Report how many lines of these entries hold the string "Après"; reply with the number alone.

→ DATA RECORDS:
(begin)
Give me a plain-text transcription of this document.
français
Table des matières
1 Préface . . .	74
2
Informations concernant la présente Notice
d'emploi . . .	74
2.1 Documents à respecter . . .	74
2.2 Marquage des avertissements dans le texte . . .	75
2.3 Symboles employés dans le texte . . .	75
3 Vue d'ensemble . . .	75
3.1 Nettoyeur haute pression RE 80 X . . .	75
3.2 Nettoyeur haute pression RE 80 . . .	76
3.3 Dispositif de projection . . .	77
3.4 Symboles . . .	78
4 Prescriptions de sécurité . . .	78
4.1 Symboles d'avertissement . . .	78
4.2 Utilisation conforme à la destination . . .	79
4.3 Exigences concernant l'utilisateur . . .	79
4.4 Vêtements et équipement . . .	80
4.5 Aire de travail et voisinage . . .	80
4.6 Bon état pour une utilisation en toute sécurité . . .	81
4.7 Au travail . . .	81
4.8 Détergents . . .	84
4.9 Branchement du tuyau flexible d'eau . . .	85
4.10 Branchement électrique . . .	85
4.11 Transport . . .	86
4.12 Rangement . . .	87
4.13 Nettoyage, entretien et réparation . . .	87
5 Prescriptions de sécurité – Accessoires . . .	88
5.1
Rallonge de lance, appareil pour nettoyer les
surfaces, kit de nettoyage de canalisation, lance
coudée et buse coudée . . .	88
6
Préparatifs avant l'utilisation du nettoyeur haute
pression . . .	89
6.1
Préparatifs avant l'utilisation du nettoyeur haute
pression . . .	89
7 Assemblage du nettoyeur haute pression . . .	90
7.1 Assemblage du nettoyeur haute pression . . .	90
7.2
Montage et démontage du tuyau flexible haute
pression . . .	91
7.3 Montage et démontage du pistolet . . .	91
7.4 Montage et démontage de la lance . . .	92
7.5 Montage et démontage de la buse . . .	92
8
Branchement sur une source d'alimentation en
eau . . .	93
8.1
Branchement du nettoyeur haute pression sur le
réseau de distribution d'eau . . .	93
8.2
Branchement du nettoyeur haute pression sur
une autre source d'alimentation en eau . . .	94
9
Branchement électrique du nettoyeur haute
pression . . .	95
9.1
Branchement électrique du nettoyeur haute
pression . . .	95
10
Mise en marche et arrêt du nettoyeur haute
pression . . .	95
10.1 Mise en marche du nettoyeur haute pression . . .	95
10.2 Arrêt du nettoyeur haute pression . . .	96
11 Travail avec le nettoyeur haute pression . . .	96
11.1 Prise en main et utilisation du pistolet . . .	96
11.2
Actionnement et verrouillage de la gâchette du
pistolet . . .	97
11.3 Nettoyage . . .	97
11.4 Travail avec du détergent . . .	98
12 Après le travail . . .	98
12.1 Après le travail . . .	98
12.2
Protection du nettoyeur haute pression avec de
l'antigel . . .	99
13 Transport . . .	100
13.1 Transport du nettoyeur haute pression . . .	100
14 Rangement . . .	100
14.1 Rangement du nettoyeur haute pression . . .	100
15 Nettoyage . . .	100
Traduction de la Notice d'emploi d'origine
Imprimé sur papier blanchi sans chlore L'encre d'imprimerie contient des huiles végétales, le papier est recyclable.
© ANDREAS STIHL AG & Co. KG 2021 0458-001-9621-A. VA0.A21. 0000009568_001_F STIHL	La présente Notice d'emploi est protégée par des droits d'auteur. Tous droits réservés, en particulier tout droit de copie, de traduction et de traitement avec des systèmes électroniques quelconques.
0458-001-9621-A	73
(end)
→ EXERCISE RESULT:
2